-- start TASK INPUT --

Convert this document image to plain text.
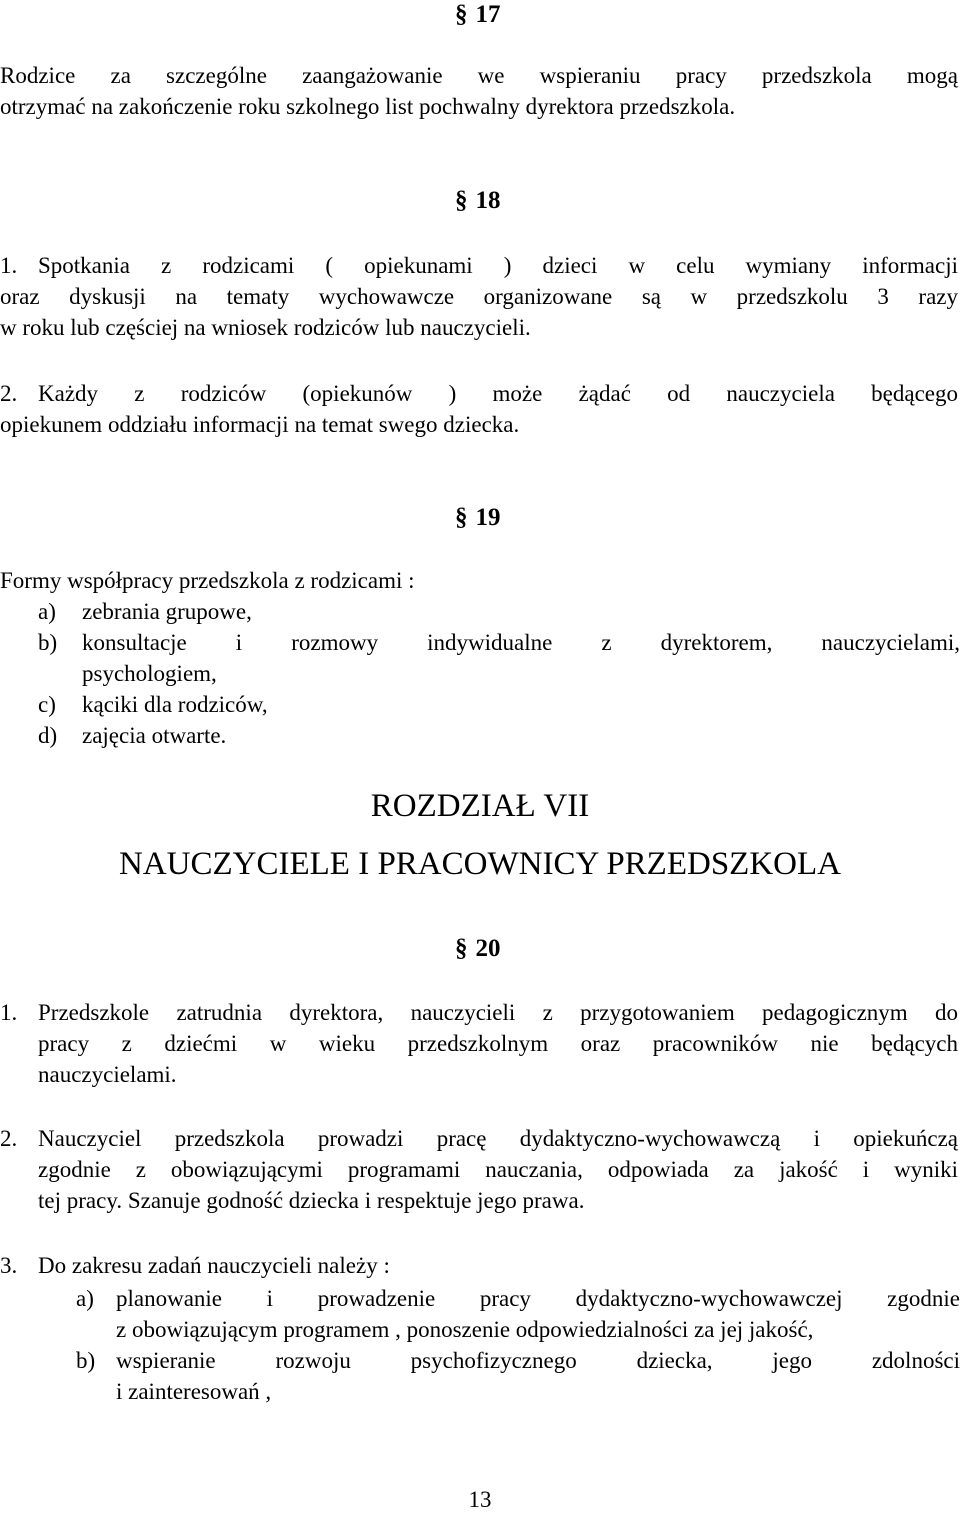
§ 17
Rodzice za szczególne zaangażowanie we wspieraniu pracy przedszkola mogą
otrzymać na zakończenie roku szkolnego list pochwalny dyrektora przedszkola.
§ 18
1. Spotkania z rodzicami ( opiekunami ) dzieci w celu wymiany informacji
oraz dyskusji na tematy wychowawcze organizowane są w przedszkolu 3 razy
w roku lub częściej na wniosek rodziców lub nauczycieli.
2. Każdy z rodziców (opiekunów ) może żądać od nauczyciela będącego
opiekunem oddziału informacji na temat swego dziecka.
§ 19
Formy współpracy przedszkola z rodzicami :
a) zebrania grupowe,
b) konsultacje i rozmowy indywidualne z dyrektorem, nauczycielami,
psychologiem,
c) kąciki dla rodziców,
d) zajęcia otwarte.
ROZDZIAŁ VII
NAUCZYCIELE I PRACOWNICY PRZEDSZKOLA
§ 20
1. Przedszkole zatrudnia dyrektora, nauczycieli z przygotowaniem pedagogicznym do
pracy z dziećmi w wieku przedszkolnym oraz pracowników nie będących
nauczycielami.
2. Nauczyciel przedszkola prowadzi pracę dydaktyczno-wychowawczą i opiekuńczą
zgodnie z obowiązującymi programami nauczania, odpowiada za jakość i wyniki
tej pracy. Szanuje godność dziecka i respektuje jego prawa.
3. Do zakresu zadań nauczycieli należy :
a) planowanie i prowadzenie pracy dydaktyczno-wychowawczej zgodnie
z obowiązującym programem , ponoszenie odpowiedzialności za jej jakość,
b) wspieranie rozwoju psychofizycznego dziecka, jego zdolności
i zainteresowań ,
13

-- end TASK INPUT --

■ REQUIRED TASK:
Tally the lines containing "jego". Provide the number without any other words.

■ WRITTEN ANSWER:
2